▸ Text passage

• • • •

I've just come back in from sitting on the porch, drinking an out of the ordinary glass of wine and watching the day fade to the sound of crickets. It's a miraculous 68 degrees out and my mind is already full of autumnal things like pumpkins and hayrides and cardigans.
It's been a full day of extreme Sam-watching and a few quiet moments on the porch staring at the trees in the yard felt more necessary than usual. After 29 years of singleness and loads of nights moaning to someone (usually God) about being alone, now I am alone approximately 5-10 minutes a day, and that's just bathroom breaks. I have a feeling that God is shaking His head at me a little as I get what I want and then wish I still had a little of what I used to have.
I was in Georgia this past weekend visiting my family while Matt was on a prayer retreat for a few days. Driving 4 hours (a.k.a. 6 if you count stops for food and diaper changes) with just Sam is something I haven't done before until this weekend. I was a bit nervous and then somewhat empowered during the trips there and back. It reminded me of all those drives I had back and forth to Georgia from Nashville and later from Knoxville when I was single, running up the miles on my Jeep while listening to music and pondering life's mysteries and the complexities of relationships (i.e. silly boys).

• • • •

▸ Problem
Pick up the porch reflection about driving to Georgia with Sam right after its last sentence and carry it forward in the same voice.

▸ Given entries
• • • •

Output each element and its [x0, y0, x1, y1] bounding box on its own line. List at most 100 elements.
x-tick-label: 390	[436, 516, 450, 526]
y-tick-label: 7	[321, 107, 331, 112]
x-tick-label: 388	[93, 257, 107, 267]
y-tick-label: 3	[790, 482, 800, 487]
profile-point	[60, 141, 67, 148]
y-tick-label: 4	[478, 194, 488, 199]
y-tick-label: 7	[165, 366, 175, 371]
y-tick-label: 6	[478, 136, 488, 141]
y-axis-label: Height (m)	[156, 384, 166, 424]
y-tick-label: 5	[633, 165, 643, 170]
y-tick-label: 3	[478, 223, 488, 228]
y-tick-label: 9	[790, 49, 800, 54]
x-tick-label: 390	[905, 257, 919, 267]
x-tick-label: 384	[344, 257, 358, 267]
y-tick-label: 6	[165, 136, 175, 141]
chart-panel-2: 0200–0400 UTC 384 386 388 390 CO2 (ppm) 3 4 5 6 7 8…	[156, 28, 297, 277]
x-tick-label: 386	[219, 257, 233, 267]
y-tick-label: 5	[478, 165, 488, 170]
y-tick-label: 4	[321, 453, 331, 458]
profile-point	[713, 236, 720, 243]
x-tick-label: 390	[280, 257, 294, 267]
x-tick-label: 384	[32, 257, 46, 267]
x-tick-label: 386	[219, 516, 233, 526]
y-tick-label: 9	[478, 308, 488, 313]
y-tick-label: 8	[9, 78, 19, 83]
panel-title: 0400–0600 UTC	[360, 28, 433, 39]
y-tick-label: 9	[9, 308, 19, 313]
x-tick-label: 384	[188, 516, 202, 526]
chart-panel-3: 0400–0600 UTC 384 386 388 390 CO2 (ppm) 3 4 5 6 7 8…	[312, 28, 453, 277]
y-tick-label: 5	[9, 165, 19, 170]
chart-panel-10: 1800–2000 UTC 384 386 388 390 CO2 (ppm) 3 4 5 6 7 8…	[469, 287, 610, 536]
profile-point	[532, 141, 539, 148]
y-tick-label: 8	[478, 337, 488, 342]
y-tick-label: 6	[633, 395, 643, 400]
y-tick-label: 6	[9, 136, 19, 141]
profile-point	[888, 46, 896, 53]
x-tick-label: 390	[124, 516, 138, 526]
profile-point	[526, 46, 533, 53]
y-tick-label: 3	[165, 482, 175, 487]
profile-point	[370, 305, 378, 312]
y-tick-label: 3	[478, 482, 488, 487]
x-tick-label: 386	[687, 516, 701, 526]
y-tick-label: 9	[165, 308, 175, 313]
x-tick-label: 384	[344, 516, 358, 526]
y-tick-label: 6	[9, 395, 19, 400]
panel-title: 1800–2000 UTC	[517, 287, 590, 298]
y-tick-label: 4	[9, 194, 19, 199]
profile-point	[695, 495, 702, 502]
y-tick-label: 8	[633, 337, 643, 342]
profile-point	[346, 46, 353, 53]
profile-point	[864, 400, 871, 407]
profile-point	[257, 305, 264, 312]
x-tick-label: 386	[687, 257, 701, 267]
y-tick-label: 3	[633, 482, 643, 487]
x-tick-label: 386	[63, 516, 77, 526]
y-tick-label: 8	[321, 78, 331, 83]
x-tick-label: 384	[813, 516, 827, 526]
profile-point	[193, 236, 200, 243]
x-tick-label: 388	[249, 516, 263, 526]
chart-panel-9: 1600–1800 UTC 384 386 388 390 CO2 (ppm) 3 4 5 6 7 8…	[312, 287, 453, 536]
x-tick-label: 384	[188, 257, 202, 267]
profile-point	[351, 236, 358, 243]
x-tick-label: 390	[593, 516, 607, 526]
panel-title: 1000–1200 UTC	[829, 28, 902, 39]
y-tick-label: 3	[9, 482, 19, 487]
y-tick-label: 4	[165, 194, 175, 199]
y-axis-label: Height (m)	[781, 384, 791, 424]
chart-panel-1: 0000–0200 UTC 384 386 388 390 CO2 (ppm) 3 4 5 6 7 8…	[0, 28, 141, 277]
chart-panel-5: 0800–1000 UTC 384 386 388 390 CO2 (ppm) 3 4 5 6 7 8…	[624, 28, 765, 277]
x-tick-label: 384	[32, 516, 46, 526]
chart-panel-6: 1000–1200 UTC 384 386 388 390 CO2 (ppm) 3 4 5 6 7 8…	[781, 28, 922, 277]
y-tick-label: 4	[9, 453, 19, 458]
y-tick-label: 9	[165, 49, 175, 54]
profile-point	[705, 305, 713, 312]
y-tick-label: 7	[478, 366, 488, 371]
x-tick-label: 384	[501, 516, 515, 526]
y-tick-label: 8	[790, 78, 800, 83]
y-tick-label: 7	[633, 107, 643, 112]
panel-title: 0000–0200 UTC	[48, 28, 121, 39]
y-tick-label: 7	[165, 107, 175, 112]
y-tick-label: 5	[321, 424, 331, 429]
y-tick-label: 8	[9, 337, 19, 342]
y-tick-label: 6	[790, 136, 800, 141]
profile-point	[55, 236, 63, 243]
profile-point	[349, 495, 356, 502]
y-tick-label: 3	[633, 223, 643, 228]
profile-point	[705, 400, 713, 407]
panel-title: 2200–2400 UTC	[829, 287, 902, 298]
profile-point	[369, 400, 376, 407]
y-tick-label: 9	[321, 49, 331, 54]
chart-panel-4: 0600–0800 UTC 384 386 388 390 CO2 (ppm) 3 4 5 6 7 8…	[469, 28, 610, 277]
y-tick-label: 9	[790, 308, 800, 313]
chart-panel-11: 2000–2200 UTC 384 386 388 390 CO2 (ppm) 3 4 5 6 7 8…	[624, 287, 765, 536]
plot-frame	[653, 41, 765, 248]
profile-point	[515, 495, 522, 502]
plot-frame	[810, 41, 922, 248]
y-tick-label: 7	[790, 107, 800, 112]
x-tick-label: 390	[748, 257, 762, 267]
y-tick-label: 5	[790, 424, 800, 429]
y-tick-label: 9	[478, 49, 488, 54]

• • • •

▸ Answer to the problem
Yesterday's drive found Sam napping not once but twice, which gave me time to reminisce to the background music of John Mayer, Greg Laswell, REM, Iron and Wine and other old and new radio friends. It was lovely and I reminisced like crazy about the last, oh, 10 years of my life. I haven't done that sort of thing in months (as in, 8.5) and it felt good to revisit old memories and dear friends and even a few regrets. I think I almost reclaimed a little of myself on the interstate yesterday, as John Mayer's voice filled my car and reminded me of my "old" life, sans diapers.
Don't get me wrong. I wouldn't trade this life that I have with my wonderful husband and adorable Sam for anything, but there are days when I crawl into bed and realize that I haven't thought even for a minute about what I want or feel or wish for. It's so completely the opposite of what used to occupy my mind just a few years ago. Now, I can't go 10 minutes without contemplating the cost of diapers and baby food or wondering why the contents of Sam's diaper today was such a weird color.
This life as a wife and mom is what I've always wanted, but the challenge of retaining some semblance of who I have been and imagining what I might still become is tougher than I even expected. And not because I'm fighting for time to be alone with my thoughts but because I don't even have the time to be aware of what I'm not thinking about.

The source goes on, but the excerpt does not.